Stored entries:
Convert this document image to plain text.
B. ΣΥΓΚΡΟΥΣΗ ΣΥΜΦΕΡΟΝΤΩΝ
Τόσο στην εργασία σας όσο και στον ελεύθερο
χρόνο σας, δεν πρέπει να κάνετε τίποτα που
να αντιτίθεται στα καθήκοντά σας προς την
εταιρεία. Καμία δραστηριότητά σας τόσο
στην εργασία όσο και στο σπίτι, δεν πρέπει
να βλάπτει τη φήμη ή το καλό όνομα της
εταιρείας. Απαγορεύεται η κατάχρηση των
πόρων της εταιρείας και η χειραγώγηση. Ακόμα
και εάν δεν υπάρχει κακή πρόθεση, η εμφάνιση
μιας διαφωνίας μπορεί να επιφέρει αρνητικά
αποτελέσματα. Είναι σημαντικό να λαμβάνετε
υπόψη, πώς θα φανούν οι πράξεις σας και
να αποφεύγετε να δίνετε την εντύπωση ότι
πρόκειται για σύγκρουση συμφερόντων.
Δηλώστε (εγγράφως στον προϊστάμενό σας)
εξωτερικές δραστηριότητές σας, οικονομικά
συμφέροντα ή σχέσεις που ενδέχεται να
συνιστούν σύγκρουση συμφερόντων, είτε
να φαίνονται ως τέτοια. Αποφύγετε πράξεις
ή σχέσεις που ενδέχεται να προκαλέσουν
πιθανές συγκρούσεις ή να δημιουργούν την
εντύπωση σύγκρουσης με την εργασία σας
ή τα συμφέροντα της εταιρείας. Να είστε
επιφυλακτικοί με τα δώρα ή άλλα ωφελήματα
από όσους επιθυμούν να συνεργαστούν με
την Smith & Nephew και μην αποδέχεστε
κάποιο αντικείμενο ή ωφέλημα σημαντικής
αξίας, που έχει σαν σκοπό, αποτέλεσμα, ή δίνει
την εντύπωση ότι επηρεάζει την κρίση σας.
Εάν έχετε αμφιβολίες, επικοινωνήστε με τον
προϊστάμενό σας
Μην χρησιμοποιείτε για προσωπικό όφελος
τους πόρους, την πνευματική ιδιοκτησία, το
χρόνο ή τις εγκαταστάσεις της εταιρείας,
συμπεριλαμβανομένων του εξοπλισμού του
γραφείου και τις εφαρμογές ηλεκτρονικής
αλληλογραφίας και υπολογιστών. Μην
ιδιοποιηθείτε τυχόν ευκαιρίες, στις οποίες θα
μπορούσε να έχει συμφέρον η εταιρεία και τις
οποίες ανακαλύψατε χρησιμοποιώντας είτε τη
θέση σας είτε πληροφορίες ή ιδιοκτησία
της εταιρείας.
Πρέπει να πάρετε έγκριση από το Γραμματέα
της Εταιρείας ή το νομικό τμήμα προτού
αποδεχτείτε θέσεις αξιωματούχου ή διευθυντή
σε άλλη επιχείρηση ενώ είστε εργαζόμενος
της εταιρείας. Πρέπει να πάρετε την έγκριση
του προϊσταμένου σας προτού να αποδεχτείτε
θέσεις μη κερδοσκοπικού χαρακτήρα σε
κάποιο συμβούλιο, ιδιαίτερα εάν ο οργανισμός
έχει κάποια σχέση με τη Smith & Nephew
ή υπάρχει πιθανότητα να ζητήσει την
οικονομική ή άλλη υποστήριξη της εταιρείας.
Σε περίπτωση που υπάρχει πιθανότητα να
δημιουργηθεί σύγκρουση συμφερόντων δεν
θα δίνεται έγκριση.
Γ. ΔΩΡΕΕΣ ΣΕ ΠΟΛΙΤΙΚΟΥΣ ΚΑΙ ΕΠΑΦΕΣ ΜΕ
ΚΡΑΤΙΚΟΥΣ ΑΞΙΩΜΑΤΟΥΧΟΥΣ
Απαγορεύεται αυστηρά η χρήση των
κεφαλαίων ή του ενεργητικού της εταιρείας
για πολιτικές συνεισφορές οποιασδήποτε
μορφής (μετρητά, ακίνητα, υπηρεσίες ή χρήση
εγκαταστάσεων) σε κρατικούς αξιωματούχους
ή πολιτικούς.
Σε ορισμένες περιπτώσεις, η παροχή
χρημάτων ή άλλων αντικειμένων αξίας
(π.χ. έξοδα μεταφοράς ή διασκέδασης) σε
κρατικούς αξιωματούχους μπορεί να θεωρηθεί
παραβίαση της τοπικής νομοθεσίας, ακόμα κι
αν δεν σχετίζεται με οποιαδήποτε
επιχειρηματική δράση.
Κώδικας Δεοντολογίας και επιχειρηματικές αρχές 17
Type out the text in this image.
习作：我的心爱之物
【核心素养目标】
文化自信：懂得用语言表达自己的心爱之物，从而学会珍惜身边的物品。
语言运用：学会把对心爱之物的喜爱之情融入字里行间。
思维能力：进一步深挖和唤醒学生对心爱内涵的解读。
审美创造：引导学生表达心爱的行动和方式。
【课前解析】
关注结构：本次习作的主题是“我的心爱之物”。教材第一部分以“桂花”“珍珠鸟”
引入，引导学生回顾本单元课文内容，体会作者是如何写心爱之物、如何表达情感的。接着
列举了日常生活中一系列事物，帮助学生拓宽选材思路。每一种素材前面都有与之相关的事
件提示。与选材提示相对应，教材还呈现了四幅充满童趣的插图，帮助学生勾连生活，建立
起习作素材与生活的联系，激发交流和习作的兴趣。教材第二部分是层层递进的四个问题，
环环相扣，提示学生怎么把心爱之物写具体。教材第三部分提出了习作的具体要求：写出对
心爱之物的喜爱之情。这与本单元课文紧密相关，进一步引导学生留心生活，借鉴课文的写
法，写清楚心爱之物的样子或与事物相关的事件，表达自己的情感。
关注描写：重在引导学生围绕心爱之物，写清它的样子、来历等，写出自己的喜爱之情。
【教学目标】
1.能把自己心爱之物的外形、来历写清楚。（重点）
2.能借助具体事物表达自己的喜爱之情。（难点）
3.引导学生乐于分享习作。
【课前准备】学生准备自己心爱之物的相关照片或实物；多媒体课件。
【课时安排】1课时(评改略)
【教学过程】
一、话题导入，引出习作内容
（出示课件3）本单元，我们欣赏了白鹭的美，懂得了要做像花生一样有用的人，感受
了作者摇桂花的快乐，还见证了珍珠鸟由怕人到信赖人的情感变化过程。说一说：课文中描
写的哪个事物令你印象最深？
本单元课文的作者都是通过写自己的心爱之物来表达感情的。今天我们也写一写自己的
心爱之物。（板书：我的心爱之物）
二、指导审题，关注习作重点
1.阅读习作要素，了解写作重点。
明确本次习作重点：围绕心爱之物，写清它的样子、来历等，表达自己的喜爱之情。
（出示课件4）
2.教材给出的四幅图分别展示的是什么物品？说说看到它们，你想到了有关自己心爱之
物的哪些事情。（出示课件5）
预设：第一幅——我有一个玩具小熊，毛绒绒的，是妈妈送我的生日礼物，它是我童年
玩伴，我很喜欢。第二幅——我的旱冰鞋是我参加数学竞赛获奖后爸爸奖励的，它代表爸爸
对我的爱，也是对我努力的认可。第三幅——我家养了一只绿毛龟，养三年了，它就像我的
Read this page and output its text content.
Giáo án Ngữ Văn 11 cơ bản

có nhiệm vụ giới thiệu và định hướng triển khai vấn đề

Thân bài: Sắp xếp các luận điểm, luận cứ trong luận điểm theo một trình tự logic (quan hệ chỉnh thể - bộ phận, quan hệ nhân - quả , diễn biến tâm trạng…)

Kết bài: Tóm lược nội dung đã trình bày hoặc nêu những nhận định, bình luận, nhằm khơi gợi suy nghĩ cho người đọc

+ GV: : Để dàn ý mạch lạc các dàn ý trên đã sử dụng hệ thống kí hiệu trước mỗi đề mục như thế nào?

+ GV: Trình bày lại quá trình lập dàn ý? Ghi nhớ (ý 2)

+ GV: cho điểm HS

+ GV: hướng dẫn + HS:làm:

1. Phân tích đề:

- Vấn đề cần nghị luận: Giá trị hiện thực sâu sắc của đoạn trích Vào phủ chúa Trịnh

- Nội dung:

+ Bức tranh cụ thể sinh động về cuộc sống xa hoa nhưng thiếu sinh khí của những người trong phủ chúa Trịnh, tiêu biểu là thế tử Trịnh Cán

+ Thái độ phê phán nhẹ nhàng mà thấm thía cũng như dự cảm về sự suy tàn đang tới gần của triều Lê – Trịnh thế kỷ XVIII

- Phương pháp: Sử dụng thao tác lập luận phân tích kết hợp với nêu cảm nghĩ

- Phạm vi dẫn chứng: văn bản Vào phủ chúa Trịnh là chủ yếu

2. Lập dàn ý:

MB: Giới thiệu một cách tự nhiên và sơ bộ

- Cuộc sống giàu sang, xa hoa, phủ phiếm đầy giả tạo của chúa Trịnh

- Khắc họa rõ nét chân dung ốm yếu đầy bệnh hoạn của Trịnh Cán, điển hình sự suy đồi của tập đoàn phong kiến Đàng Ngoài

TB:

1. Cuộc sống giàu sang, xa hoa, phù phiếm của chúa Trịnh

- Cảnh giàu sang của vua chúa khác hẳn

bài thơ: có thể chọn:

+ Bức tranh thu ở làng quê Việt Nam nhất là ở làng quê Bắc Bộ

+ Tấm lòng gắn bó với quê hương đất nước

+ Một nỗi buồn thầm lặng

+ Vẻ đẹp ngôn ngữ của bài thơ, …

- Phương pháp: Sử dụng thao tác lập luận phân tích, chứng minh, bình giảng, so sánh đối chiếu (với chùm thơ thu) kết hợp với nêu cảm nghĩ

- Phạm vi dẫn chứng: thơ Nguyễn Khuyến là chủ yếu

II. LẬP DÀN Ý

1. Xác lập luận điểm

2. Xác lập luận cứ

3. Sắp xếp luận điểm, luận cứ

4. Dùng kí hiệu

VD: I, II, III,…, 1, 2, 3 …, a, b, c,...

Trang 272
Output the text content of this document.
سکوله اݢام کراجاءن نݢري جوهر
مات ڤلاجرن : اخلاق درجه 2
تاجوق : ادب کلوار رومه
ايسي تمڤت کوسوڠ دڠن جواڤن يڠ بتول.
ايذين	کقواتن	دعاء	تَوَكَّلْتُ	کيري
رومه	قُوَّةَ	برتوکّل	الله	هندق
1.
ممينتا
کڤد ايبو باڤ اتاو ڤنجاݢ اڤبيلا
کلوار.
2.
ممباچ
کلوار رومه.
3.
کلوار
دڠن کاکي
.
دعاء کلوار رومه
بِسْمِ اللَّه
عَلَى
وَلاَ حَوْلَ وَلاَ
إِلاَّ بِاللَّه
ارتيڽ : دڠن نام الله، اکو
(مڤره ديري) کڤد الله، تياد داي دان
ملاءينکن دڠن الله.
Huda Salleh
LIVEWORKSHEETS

:: Requirements ::
Copy all the lines above that hold the string "tranh".

:: Solution for this exercise ::
+ Bức tranh cụ thể sinh động về cuộc sống xa hoa nhưng thiếu sinh khí của những người trong phủ chúa Trịnh, tiêu biểu là thế tử Trịnh Cán
+ Bức tranh thu ở làng quê Việt Nam nhất là ở làng quê Bắc Bộ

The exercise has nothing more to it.